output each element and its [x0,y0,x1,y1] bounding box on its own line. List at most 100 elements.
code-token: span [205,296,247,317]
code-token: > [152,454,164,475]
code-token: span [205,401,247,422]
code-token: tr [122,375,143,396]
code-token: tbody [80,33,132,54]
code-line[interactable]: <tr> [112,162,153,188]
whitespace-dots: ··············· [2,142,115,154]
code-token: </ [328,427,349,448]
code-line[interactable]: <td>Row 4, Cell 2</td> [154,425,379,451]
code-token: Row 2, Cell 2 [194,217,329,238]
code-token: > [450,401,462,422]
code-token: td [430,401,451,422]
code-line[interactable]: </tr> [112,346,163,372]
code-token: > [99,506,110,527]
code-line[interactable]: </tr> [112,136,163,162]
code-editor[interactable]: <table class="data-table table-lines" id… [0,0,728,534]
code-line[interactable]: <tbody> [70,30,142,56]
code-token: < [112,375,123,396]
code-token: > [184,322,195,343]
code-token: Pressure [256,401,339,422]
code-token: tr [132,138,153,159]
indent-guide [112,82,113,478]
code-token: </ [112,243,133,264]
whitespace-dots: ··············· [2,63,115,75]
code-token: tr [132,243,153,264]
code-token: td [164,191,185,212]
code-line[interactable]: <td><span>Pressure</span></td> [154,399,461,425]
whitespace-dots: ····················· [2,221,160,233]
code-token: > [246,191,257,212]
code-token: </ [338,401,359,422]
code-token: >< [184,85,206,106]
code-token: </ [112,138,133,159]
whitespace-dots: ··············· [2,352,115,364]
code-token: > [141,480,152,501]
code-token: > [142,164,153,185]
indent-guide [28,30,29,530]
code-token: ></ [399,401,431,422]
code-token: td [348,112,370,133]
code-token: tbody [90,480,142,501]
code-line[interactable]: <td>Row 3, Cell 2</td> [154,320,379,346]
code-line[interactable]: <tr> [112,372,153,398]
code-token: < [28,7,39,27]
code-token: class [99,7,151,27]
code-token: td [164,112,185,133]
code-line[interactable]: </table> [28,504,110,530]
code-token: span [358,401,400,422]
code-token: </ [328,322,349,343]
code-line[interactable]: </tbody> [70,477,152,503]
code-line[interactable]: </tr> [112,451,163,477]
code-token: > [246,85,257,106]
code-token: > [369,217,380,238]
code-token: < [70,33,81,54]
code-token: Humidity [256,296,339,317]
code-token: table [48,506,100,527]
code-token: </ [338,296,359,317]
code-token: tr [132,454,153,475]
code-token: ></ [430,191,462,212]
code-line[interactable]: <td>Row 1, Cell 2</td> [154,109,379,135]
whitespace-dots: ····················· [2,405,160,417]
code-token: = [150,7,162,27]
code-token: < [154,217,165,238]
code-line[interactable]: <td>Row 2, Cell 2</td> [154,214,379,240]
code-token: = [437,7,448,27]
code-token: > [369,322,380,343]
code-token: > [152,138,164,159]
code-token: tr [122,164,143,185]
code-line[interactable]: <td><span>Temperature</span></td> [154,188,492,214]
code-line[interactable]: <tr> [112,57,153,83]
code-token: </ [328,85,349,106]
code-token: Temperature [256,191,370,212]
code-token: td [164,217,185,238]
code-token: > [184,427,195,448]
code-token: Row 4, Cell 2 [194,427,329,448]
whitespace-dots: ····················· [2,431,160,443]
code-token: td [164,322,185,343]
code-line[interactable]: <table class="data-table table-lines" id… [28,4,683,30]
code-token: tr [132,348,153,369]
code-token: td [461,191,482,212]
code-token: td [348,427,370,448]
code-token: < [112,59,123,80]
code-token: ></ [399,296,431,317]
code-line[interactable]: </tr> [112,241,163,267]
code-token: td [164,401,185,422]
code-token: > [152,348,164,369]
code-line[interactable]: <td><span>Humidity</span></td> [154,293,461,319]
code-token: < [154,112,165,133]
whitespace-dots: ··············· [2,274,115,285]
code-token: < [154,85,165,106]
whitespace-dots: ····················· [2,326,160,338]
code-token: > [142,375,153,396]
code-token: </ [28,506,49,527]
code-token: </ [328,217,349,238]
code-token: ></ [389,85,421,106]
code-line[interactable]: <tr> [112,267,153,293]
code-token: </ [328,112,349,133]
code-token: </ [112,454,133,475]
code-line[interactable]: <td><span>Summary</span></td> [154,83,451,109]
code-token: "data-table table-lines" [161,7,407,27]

--- Ziel ---
Benenne in den Datensätzen oben „Pressure“ in „Temperature“ um und gib alle Zeilen sonst unverändert wieder.

--- Ergebnis ---
output each element and its [x0,y0,x1,y1] bounding box on its own line. List at most 100 elements.
code-token: span [205,296,247,317]
code-token: > [152,454,164,475]
code-token: span [205,401,247,422]
code-token: tr [122,375,143,396]
code-token: tbody [80,33,132,54]
code-line[interactable]: <tr> [112,162,153,188]
whitespace-dots: ··············· [2,142,115,154]
code-token: </ [328,427,349,448]
code-line[interactable]: <td>Row 4, Cell 2</td> [154,425,379,451]
code-token: Row 2, Cell 2 [194,217,329,238]
code-token: > [450,401,462,422]
code-token: td [430,401,451,422]
code-line[interactable]: </tr> [112,346,163,372]
code-token: > [99,506,110,527]
code-line[interactable]: </tr> [112,136,163,162]
code-editor[interactable]: <table class="data-table table-lines" id… [0,0,728,534]
code-line[interactable]: <tbody> [70,30,142,56]
code-token: < [112,375,123,396]
code-token: > [184,322,195,343]
code-token: Temperature [256,401,339,422]
code-token: tr [132,138,153,159]
indent-guide [112,82,113,478]
code-token: </ [112,243,133,264]
whitespace-dots: ··············· [2,63,115,75]
code-token: tr [132,243,153,264]
code-token: td [164,191,185,212]
code-line[interactable]: <td><span>Temperature</span></td> [154,399,461,425]
whitespace-dots: ····················· [2,221,160,233]
code-token: > [246,191,257,212]
code-token: </ [338,401,359,422]
code-token: >< [184,85,206,106]
code-token: </ [112,138,133,159]
whitespace-dots: ··············· [2,352,115,364]
code-token: > [141,480,152,501]
code-token: > [142,164,153,185]
indent-guide [28,30,29,530]
code-token: ></ [399,401,431,422]
code-token: td [348,112,370,133]
code-token: tbody [90,480,142,501]
code-line[interactable]: <td>Row 3, Cell 2</td> [154,320,379,346]
code-line[interactable]: <tr> [112,372,153,398]
code-token: < [28,7,39,27]
code-token: class [99,7,151,27]
code-token: td [164,112,185,133]
code-line[interactable]: </table> [28,504,110,530]
code-token: span [358,401,400,422]
code-token: </ [328,322,349,343]
code-line[interactable]: </tbody> [70,477,152,503]
code-line[interactable]: </tr> [112,451,163,477]
code-token: > [246,85,257,106]
code-token: > [369,217,380,238]
code-token: < [70,33,81,54]
code-token: Humidity [256,296,339,317]
code-token: table [48,506,100,527]
code-token: </ [338,296,359,317]
code-token: tr [132,454,153,475]
code-token: ></ [430,191,462,212]
code-line[interactable]: <td>Row 1, Cell 2</td> [154,109,379,135]
whitespace-dots: ····················· [2,405,160,417]
code-token: = [150,7,162,27]
code-token: < [154,217,165,238]
code-line[interactable]: <td>Row 2, Cell 2</td> [154,214,379,240]
code-token: = [437,7,448,27]
code-token: > [369,322,380,343]
code-token: > [152,138,164,159]
code-token: tr [122,164,143,185]
code-line[interactable]: <td><span>Temperature</span></td> [154,188,492,214]
code-line[interactable]: <tr> [112,57,153,83]
code-token: </ [328,85,349,106]
code-token: Temperature [256,191,370,212]
code-token: td [164,217,185,238]
code-token: > [184,427,195,448]
code-token: Row 4, Cell 2 [194,427,329,448]
whitespace-dots: ····················· [2,431,160,443]
code-token: td [164,322,185,343]
code-line[interactable]: <table class="data-table table-lines" id… [28,4,683,30]
code-token: tr [132,348,153,369]
code-token: td [461,191,482,212]
code-token: td [348,427,370,448]
code-token: < [112,59,123,80]
code-token: ></ [399,296,431,317]
code-line[interactable]: </tr> [112,241,163,267]
code-token: td [164,401,185,422]
code-token: > [152,348,164,369]
code-line[interactable]: <td><span>Humidity</span></td> [154,293,461,319]
code-token: < [154,112,165,133]
whitespace-dots: ··············· [2,274,115,285]
code-token: < [154,85,165,106]
whitespace-dots: ····················· [2,326,160,338]
code-token: > [142,375,153,396]
code-token: </ [28,506,49,527]
code-token: </ [328,217,349,238]
code-token: ></ [389,85,421,106]
code-line[interactable]: <tr> [112,267,153,293]
code-token: </ [328,112,349,133]
code-token: </ [112,454,133,475]
code-line[interactable]: <td><span>Summary</span></td> [154,83,451,109]
code-token: "data-table table-lines" [161,7,407,27]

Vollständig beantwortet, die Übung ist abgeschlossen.